What the task requires.
Copy out the entries below precisely; nothing is to be omitted.

Records from a collection of figures
_ _ _ _ _

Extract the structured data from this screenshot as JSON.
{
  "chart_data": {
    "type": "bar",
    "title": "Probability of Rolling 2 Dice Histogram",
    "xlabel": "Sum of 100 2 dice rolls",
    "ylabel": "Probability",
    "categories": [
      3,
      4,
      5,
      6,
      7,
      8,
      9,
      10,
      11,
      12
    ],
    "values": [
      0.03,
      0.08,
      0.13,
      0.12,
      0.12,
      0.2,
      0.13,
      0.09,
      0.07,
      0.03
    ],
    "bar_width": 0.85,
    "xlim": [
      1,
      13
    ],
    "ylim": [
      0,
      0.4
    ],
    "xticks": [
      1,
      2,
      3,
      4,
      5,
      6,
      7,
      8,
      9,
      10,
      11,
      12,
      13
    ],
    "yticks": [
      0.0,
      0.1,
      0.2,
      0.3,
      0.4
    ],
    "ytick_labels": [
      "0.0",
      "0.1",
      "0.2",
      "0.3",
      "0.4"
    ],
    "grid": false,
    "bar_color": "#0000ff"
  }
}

_ _ _ _ _

Solved problem.
Extract the structured data from this screenshot as JSON.
{
  "chart_data": {
    "type": "bar",
    "title": "Probability of Rolling 2 Dice Histogram",
    "xlabel": "Sum of 100 2 dice rolls",
    "ylabel": "Probability",
    "categories": [
      3,
      4,
      5,
      6,
      7,
      8,
      9,
      10,
      11,
      12
    ],
    "values": [
      0.03,
      0.08,
      0.13,
      0.12,
      0.12,
      0.2,
      0.13,
      0.09,
      0.07,
      0.03
    ],
    "bar_width": 0.85,
    "xlim": [
      1,
      13
    ],
    "ylim": [
      0,
      0.4
    ],
    "xticks": [
      1,
      2,
      3,
      4,
      5,
      6,
      7,
      8,
      9,
      10,
      11,
      12,
      13
    ],
    "yticks": [
      0.0,
      0.1,
      0.2,
      0.3,
      0.4
    ],
    "ytick_labels": [
      "0.0",
      "0.1",
      "0.2",
      "0.3",
      "0.4"
    ],
    "grid": false,
    "bar_color": "#0000ff"
  }
}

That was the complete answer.